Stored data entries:
· · ·
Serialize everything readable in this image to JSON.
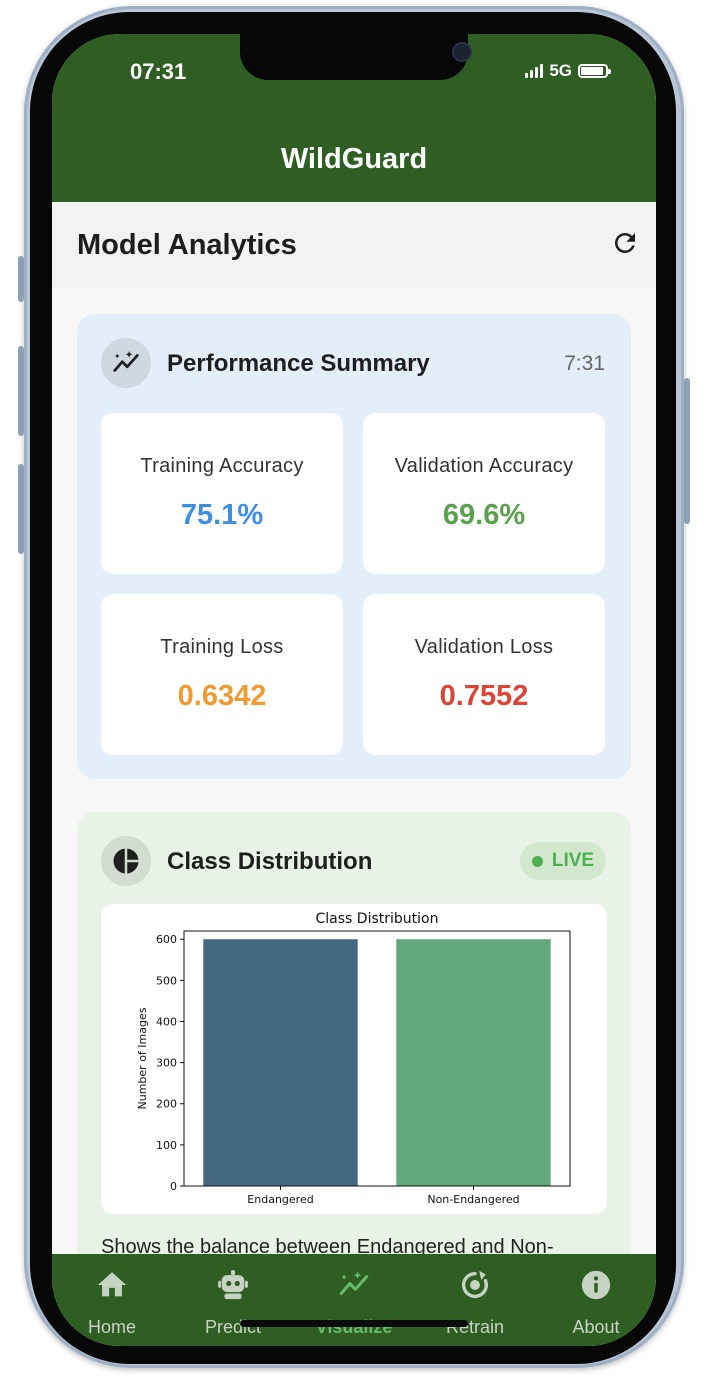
{
  "status_bar": {
    "time": "07:31",
    "network": "5G"
  },
  "app_bar": {
    "title": "WildGuard"
  },
  "page_header": {
    "title": "Model Analytics",
    "refresh_icon": "refresh-icon"
  },
  "performance": {
    "title": "Performance Summary",
    "time": "7:31",
    "icon": "auto-graph-icon",
    "metrics": [
      {
        "label": "Training Accuracy",
        "value": "75.1%",
        "color": "#3f8ee0"
      },
      {
        "label": "Validation Accuracy",
        "value": "69.6%",
        "color": "#5aa14f"
      },
      {
        "label": "Training Loss",
        "value": "0.6342",
        "color": "#f09a30"
      },
      {
        "label": "Validation Loss",
        "value": "0.7552",
        "color": "#dc4437"
      }
    ]
  },
  "class_distribution": {
    "title": "Class Distribution",
    "icon": "pie-chart-icon",
    "badge": "LIVE",
    "description": "Shows the balance between Endangered and Non-"
  },
  "chart_data": {
    "type": "bar",
    "title": "Class Distribution",
    "xlabel": "",
    "ylabel": "Number of Images",
    "categories": [
      "Endangered",
      "Non-Endangered"
    ],
    "values": [
      600,
      600
    ],
    "colors": [
      "#456882",
      "#62a87c"
    ],
    "ylim": [
      0,
      620
    ],
    "yticks": [
      0,
      100,
      200,
      300,
      400,
      500,
      600
    ],
    "grid": false
  },
  "bottom_nav": {
    "items": [
      {
        "label": "Home",
        "icon": "home-icon",
        "active": false
      },
      {
        "label": "Predict",
        "icon": "robot-icon",
        "active": false
      },
      {
        "label": "Visualize",
        "icon": "auto-graph-icon",
        "active": true
      },
      {
        "label": "Retrain",
        "icon": "retrain-icon",
        "active": false
      },
      {
        "label": "About",
        "icon": "info-icon",
        "active": false
      }
    ]
  }
}
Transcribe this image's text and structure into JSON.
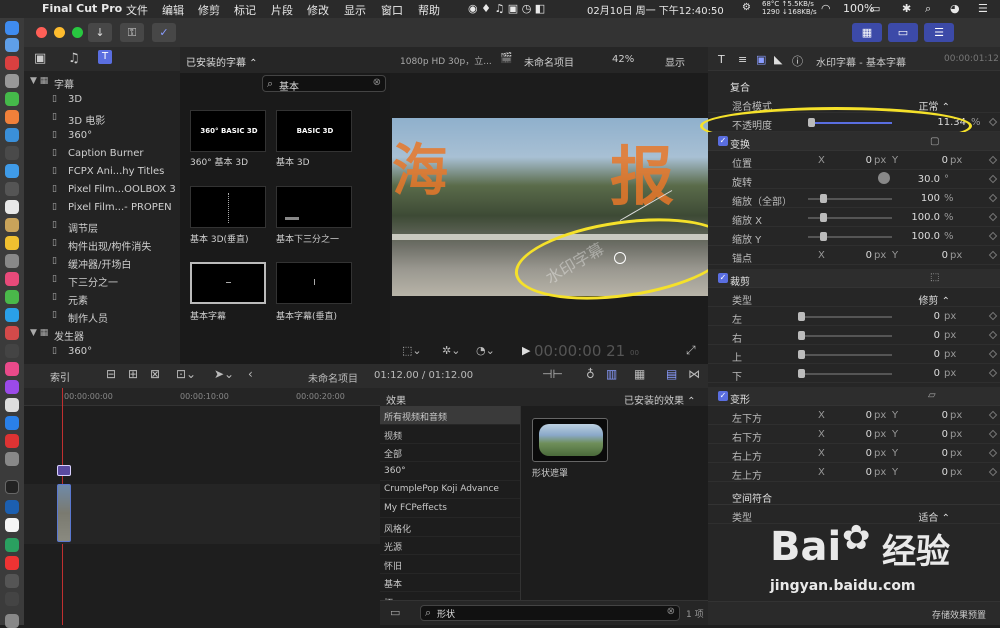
{
  "menubar": {
    "app": "Final Cut Pro",
    "menus": [
      "文件",
      "编辑",
      "修剪",
      "标记",
      "片段",
      "修改",
      "显示",
      "窗口",
      "帮助"
    ],
    "temp": "68°C",
    "net_up": "5.5KB/s",
    "net_extra": "1290",
    "net_down": "168KB/s",
    "battery": "100%",
    "datetime": "02月10日 周一 下午12:40:50"
  },
  "library": {
    "items": [
      {
        "label": "字幕",
        "level": 0
      },
      {
        "label": "3D",
        "level": 1
      },
      {
        "label": "3D 电影",
        "level": 1
      },
      {
        "label": "360°",
        "level": 1
      },
      {
        "label": "Caption Burner",
        "level": 1
      },
      {
        "label": "FCPX Ani...hy Titles",
        "level": 1
      },
      {
        "label": "Pixel Film...OOLBOX 3",
        "level": 1
      },
      {
        "label": "Pixel Film...- PROPEN",
        "level": 1
      },
      {
        "label": "调节层",
        "level": 1
      },
      {
        "label": "构件出现/构件消失",
        "level": 1
      },
      {
        "label": "缓冲器/开场白",
        "level": 1
      },
      {
        "label": "下三分之一",
        "level": 1
      },
      {
        "label": "元素",
        "level": 1
      },
      {
        "label": "制作人员",
        "level": 1
      },
      {
        "label": "发生器",
        "level": 0
      },
      {
        "label": "360°",
        "level": 1
      }
    ]
  },
  "titles": {
    "header": "已安装的字幕 ⌃",
    "search_value": "基本",
    "items": [
      {
        "caption": "360° 基本 3D",
        "thumb": "360° BASIC 3D"
      },
      {
        "caption": "基本 3D",
        "thumb": "BASIC 3D"
      },
      {
        "caption": "基本 3D(垂直)",
        "thumb": ""
      },
      {
        "caption": "基本下三分之一",
        "thumb": ""
      },
      {
        "caption": "基本字幕",
        "thumb": ""
      },
      {
        "caption": "基本字幕(垂直)",
        "thumb": ""
      }
    ]
  },
  "viewer": {
    "format": "1080p HD 30p，立...",
    "project": "未命名项目",
    "zoom": "42%",
    "display": "显示",
    "timecode": "00:00:00 21",
    "timecode_frames": "00",
    "overlay_chars": [
      "海",
      "报"
    ],
    "watermark": "水印字幕"
  },
  "inspector": {
    "title": "水印字幕 - 基本字幕",
    "timecode": "00:00:01:12",
    "sections": {
      "composite": "复合",
      "transform": "变换",
      "crop": "裁剪",
      "distort": "变形",
      "spatial": "空间符合"
    },
    "blend_label": "混合模式",
    "blend_value": "正常 ⌃",
    "opacity_label": "不透明度",
    "opacity_value": "11.34",
    "opacity_unit": "%",
    "transform_rows": [
      {
        "label": "位置",
        "x": "0",
        "y": "0",
        "unit": "px"
      },
      {
        "label": "旋转",
        "value": "30.0",
        "unit": "°"
      },
      {
        "label": "缩放（全部）",
        "value": "100",
        "unit": "%"
      },
      {
        "label": "缩放 X",
        "value": "100.0",
        "unit": "%"
      },
      {
        "label": "缩放 Y",
        "value": "100.0",
        "unit": "%"
      },
      {
        "label": "锚点",
        "x": "0",
        "y": "0",
        "unit": "px"
      }
    ],
    "crop_type_label": "类型",
    "crop_type_value": "修剪 ⌃",
    "crop_rows": [
      {
        "label": "左",
        "value": "0",
        "unit": "px"
      },
      {
        "label": "右",
        "value": "0",
        "unit": "px"
      },
      {
        "label": "上",
        "value": "0",
        "unit": "px"
      },
      {
        "label": "下",
        "value": "0",
        "unit": "px"
      }
    ],
    "distort_rows": [
      {
        "label": "左下方",
        "x": "0",
        "y": "0",
        "unit": "px"
      },
      {
        "label": "右下方",
        "x": "0",
        "y": "0",
        "unit": "px"
      },
      {
        "label": "右上方",
        "x": "0",
        "y": "0",
        "unit": "px"
      },
      {
        "label": "左上方",
        "x": "0",
        "y": "0",
        "unit": "px"
      }
    ],
    "spatial_type_label": "类型",
    "spatial_type_value": "适合 ⌃",
    "save_preset": "存储效果预置",
    "axis_x": "X",
    "axis_y": "Y"
  },
  "timeline": {
    "index": "索引",
    "project": "未命名项目",
    "duration": "01:12.00 / 01:12.00",
    "ruler": [
      "00:00:00:00",
      "00:00:10:00",
      "00:00:20:00"
    ]
  },
  "effects": {
    "header": "效果",
    "installed": "已安装的效果 ⌃",
    "categories": [
      "所有视频和音频",
      "视频",
      "全部",
      "360°",
      "CrumplePop Koji Advance",
      "My FCPeffects",
      "风格化",
      "光源",
      "怀旧",
      "基本",
      "拓..."
    ],
    "result_label": "形状遮罩",
    "search_value": "形状",
    "count": "1 项"
  },
  "watermark": {
    "brand": "Bai",
    "brand2": "经验",
    "url": "jingyan.baidu.com"
  }
}
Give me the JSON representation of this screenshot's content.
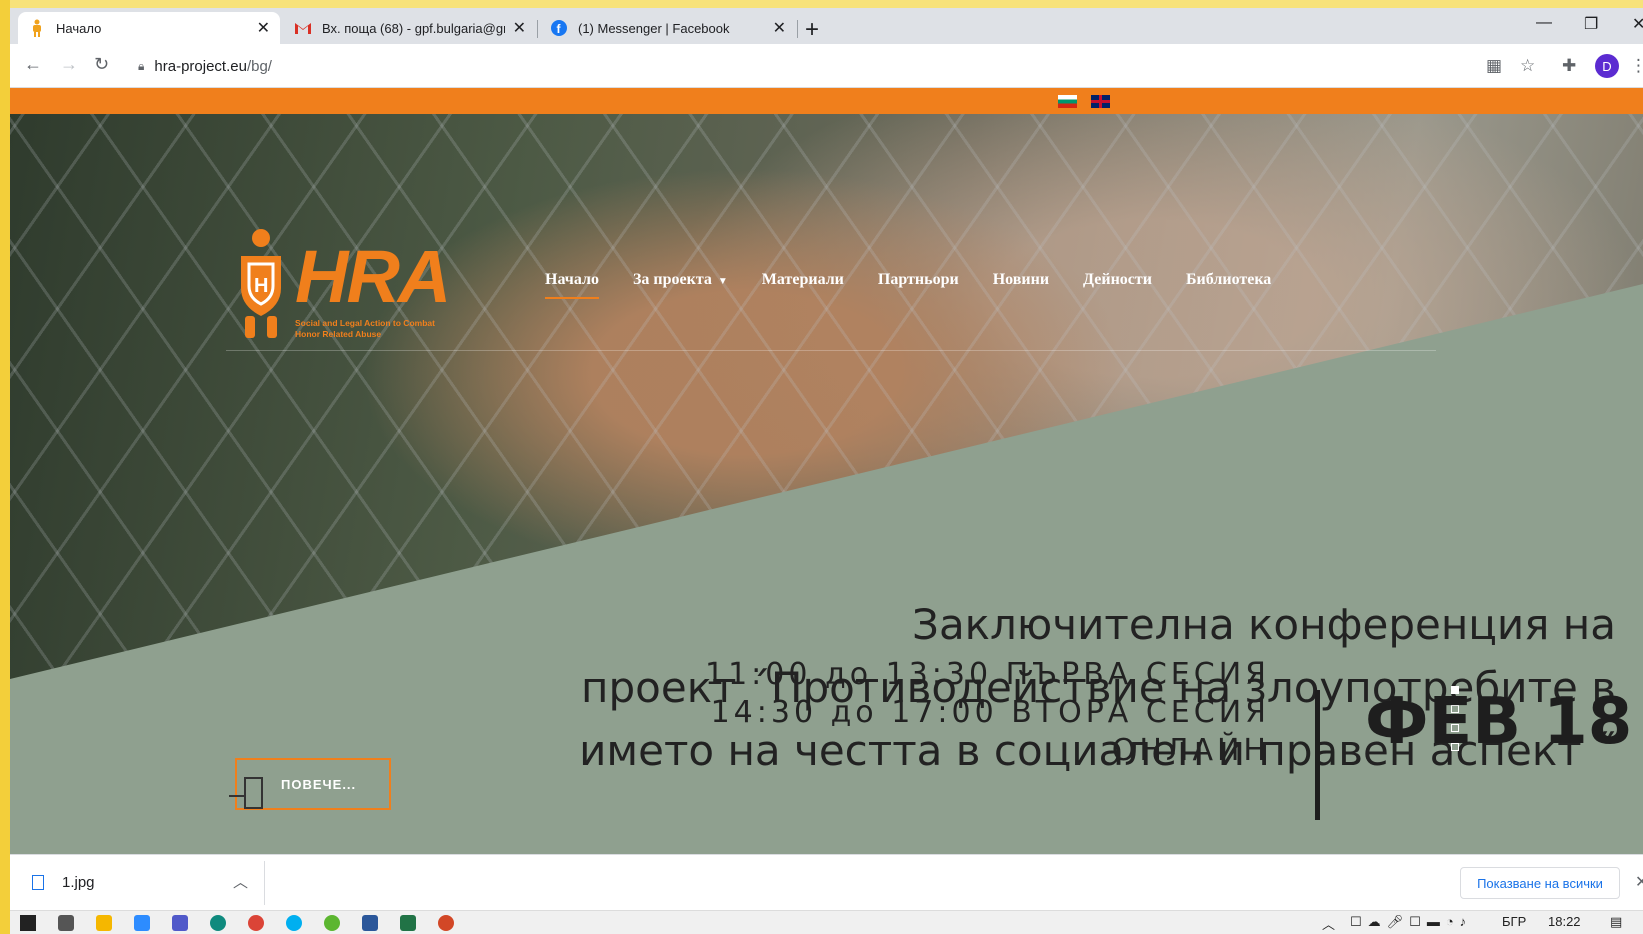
{
  "browser": {
    "tabs": [
      {
        "title": "Начало",
        "active": true,
        "icon": "hra-figure-icon"
      },
      {
        "title": "Вх. поща (68) - gpf.bulgaria@gm",
        "active": false,
        "icon": "gmail-icon"
      },
      {
        "title": "(1) Messenger | Facebook",
        "active": false,
        "icon": "facebook-icon"
      }
    ],
    "new_tab": "+",
    "close_glyph": "✕",
    "url_host": "hra-project.eu",
    "url_path": "/bg/",
    "profile_initial": "D"
  },
  "site": {
    "logo_text": "HRA",
    "logo_tagline_1": "Social and Legal Action to Combat",
    "logo_tagline_2": "Honor Related Abuse",
    "nav": [
      "Начало",
      "За проекта",
      "Материали",
      "Партньори",
      "Новини",
      "Дейности",
      "Библиотека"
    ],
    "headline_1": "Заключителна конференция на",
    "headline_2": "проект ´Противодействие на злоупотребите в",
    "headline_3": "името на честта в социален и правен аспект ˝",
    "session_1": "11:00 до 13:30 ПЪРВА СЕСИЯ",
    "session_2": "14:30 до 17:00 ВТОРА СЕСИЯ",
    "session_3": "ОНЛАЙН",
    "date": "ФЕВ 18",
    "more_button": "ПОВЕЧЕ...",
    "colors": {
      "accent": "#f07f1c",
      "panel": "#8fa08f"
    }
  },
  "downloads": {
    "file": "1.jpg",
    "show_all": "Показване на всички"
  },
  "taskbar": {
    "lang": "БГР",
    "time": "18:22"
  }
}
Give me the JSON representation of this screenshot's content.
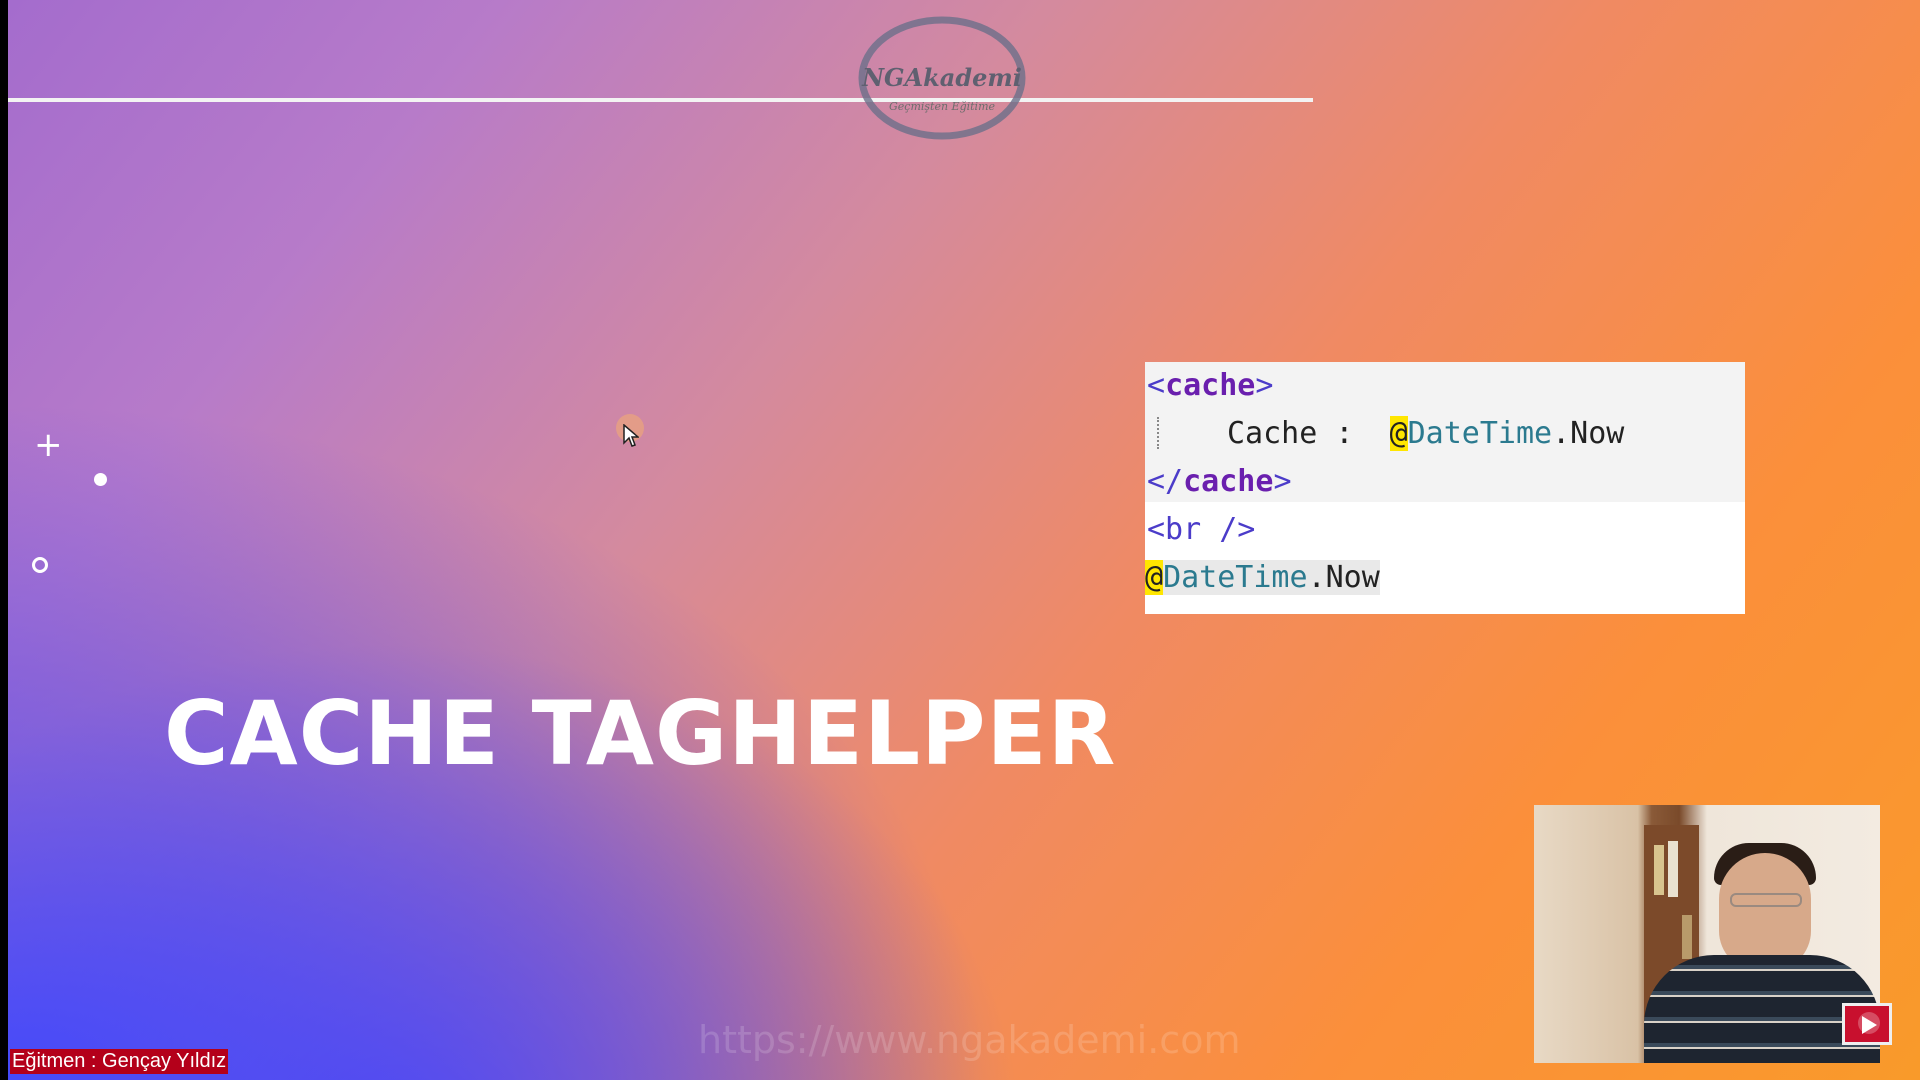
{
  "logo": {
    "name": "NGAkademi",
    "tagline": "Geçmişten Eğitime"
  },
  "slide": {
    "title": "CACHE TAGHELPER"
  },
  "code_snippet": {
    "line1": "<cache>",
    "line2_text": "Cache :  ",
    "line2_at": "@",
    "line2_expr": "DateTime",
    "line2_member": ".Now",
    "line3": "</cache>",
    "line4": "<br />",
    "line5_at": "@",
    "line5_expr": "DateTime",
    "line5_member": ".Now"
  },
  "watermark_url": "https://www.ngakademi.com",
  "instructor_label": "Eğitmen : Gençay Yıldız",
  "colors": {
    "gradient_start": "#a46ccd",
    "gradient_end": "#f99a2a",
    "accent_blue": "#3c46ff",
    "code_tag": "#6a1fae"
  },
  "icons": {
    "plus": "plus-icon",
    "dot": "dot-icon",
    "ring": "ring-icon",
    "play": "youtube-play-icon"
  }
}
· · ·
=== WRITTEN PROBLEM ===
Copy, from the material above, each line in which the string "基本字幕" occurs.

=== RESULT OF THE EXERCISE ===
        "caption": "基本字幕",
        "caption": "基本字幕(垂直)",
    "title": "水印字幕 - 基本字幕",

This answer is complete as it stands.